- 本文
>>>

引用発明は,青色顔料の配置について,青色層2に存在させ,これを白色層で挟むという三層構造とすることで薄膜中に局在化させたものであるが,これを非局在化させること,すなわち薄膜を白色層1及び3並びに青色層2を構成する成分の混合物からなる単一層とする程度のこと(三層構造のものから白色層1及び3を除去するという意味ではない。)は,当業者であれば想到容易である。
そして,本願明細書には,本願発明1が相違点1に係る構成を有することで格別顕著な効果を奏する旨の記載はなく,本願発明1の効果は,刊行物から予測の範囲内のものである。
(イ) 相違点2について
引用発明の薄膜は,溶解することで中に含まれている青色顔料が放出され,色変化シグナルが発現するものである。そして,そのような引用発明において,薄膜の溶解速度ないしは青色顔料の放出までの時間を特定の値に設定すること,また,その具体的な値として「インビトロにて,室温,水の存在下」という条件のもとで「30秒よりも長い時間の後」とすることは,当業者が適宜なし得る設計事項にすぎない。
また,本願発明1の「水性媒体中における該第一のフィルムの溶解速度が該第一のフィルムの厚みに逆比例」するとの特定は,本願発明1のフィルムが持つ性質を,その厚みとの関係で説明しているにすぎないものであるところ,本願発明1がフィルムの溶解速度の制御方法やフィルムの製造方法に係る発明であれば格別,物の発明である本願発明1において,上記特定は何ら意味を持たない。上記特定に係る相違は,実質的な相違点とはならない。
(ウ) 相違点3について
引用発明の薄膜の作成方法については,刊行物1の[0052]に具体的な記載があるところ,上記薄膜の平均厚みについて,「38.1?76.2μm」とする程度のことは,単なる設計事項にすぎない。
(エ) 相違点4について
引用発明の薄膜を構成する成分の配合割合を相違点4に係る構成のものとする程度のことも,単なる設計事項にすぎない。

<<<

- やること
A – 次の(i)〜(iii)が、相違点についての文章の内容と合っているか、それぞれ「はい」か「いいえ」で答えてください。決め手になった文章中の言葉もそのまま引用してください。(i) 引用発明では、青色顔料を青色層2に置き、白色層ではさんだ三層構造にしている。(ii) 本願明細書には、本願発明1が相違点1の構成によって特に目立った効果を出すと書かれている。(iii) 溶解速度がフィルムの厚みに逆比例するという特定による違いは、実質的な相違点にはならないとされている。
B – 相違点についての文章によると、引用発明の薄膜が溶けると何が起こりますか。
C – 相違点についての文章を、最後の文の次から書き進めてください。

- 手元のデータ
>>>

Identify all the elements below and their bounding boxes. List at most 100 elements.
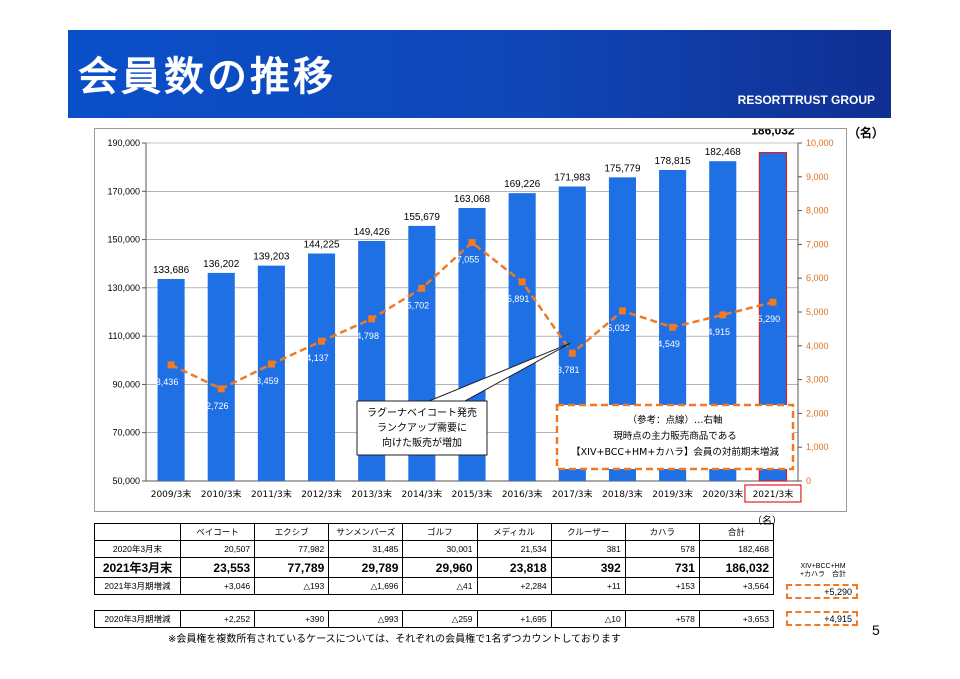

<<<

- 答え
A –
(i) はい。「青色層2に存在させ,これを白色層で挟むという三層構造とする」
(ii) いいえ。「格別顕著な効果を奏する旨の記載はなく」
(iii) はい。「上記特定に係る相違は,実質的な相違点とはならない。」

B – 中に入っている青色顔料が出てきて、色変化シグナルが現れます。

C –
ウ 小括
以上のとおりであるから,本願発明1は,引用発明に対し,いわゆる進歩性を有しないといえる。

(2) 本願発明2,4及び5について
引用発明との相違点(数値条件の相違)に係る構成は,本願発明1において検討したことと同様に,単なる設計事項にすぎないといえる。

(3) 本願発明3について
刊行物1(例えば[0047])には,引用発明の練り歯磨き組成物に,香味料などの任意成分(活性剤)をさらに含ませることができる旨の開示がある。そして,練り歯磨き組成物に活性剤を含ませるにあたり,活性成分を含ませたフィルムを用いることは刊行物3に記載のとおり本願の出願前に公知の技術であるところ(例えば【0016】),引用発明に刊行物3記載の技術を適用して本願発明3を想到することは格別困難でない。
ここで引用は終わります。